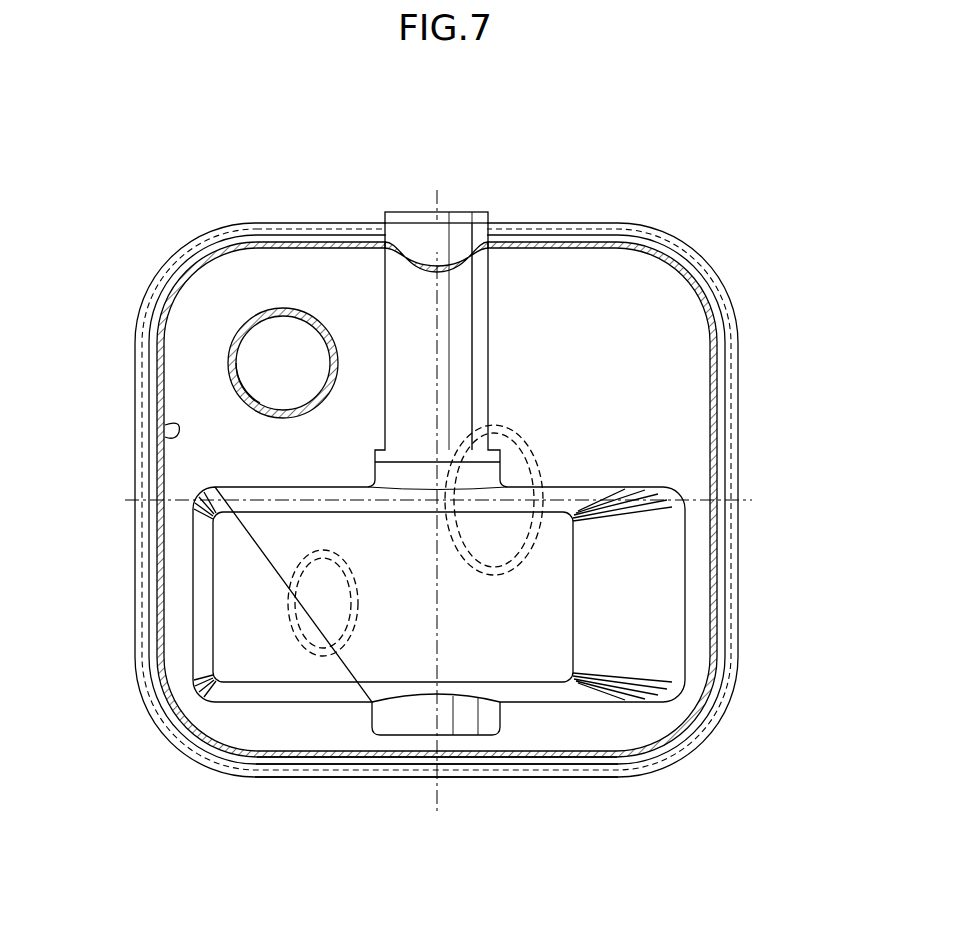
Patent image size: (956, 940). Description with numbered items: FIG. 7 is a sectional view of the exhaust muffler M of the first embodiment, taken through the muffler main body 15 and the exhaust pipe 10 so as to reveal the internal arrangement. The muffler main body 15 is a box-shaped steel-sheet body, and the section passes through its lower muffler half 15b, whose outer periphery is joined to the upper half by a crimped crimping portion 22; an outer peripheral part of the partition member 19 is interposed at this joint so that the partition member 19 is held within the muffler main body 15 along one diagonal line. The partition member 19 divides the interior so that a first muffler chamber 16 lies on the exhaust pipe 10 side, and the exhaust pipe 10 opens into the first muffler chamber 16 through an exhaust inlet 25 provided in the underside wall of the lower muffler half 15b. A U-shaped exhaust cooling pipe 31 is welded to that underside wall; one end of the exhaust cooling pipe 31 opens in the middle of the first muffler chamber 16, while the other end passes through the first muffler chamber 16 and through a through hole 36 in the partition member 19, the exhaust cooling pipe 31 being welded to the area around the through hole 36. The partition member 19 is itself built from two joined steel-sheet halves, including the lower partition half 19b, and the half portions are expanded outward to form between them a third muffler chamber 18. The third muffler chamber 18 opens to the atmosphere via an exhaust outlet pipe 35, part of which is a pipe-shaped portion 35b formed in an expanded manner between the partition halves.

The exhaust pipe 10 is at (498, 565).
The muffler main body 15 is at (411, 498).
The lower muffler half 15b is at (630, 247).
The first muffler chamber 16 is at (165, 430).
The third muffler chamber 18 is at (518, 652).
The partition member 19 is at (236, 724).
The lower partition half 19b is at (356, 740).
The crimping portion 22 is at (155, 303).
The exhaust inlet 25 is at (505, 452).
The exhaust cooling pipe 31 is at (333, 332).
The exhaust outlet pipe 35 is at (408, 365).
The pipe-shaped portion 35b is at (483, 298).
The through hole 36 is at (258, 402).
The exhaust muffler M is at (752, 688).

* _Request_: Could you recast every line of the entries above as a JSON list of strings, one string per line, with blank lines skipped and the pictures left out?

* _Reply to the task_:
[
  "Patent image size: (956, 940). Description with numbered items: FIG. 7 is a sectional view of the exhaust muffler M of the first embodiment, taken through the muffler main body 15 and the exhaust pipe 10 so as to reveal the internal arrangement. The muffler main body 15 is a box-shaped steel-sheet body, and the section passes through its lower muffler half 15b, whose outer periphery is joined to the upper half by a crimped crimping portion 22; an outer peripheral part of the partition member 19 is interposed at this joint so that the partition member 19 is held within the muffler main body 15 along one diagonal line. The partition member 19 divides the interior so that a first muffler chamber 16 lies on the exhaust pipe 10 side, and the exhaust pipe 10 opens into the first muffler chamber 16 through an exhaust inlet 25 provided in the underside wall of the lower muffler half 15b. A U-shaped exhaust cooling pipe 31 is welded to that underside wall; one end of the exhaust cooling pipe 31 opens in the middle of the first muffler chamber 16, while the other end passes through the first muffler chamber 16 and through a through hole 36 in the partition member 19, the exhaust cooling pipe 31 being welded to the area around the through hole 36. The partition member 19 is itself built from two joined steel-sheet halves, including the lower partition half 19b, and the half portions are expanded outward to form between them a third muffler chamber 18. The third muffler chamber 18 opens to the atmosphere via an exhaust outlet pipe 35, part of which is a pipe-shaped portion 35b formed in an expanded manner between the partition halves.",
  "The exhaust pipe 10 is at (498, 565).",
  "The muffler main body 15 is at (411, 498).",
  "The lower muffler half 15b is at (630, 247).",
  "The first muffler chamber 16 is at (165, 430).",
  "The third muffler chamber 18 is at (518, 652).",
  "The partition member 19 is at (236, 724).",
  "The lower partition half 19b is at (356, 740).",
  "The crimping portion 22 is at (155, 303).",
  "The exhaust inlet 25 is at (505, 452).",
  "The exhaust cooling pipe 31 is at (333, 332).",
  "The exhaust outlet pipe 35 is at (408, 365).",
  "The pipe-shaped portion 35b is at (483, 298).",
  "The through hole 36 is at (258, 402).",
  "The exhaust muffler M is at (752, 688)."
]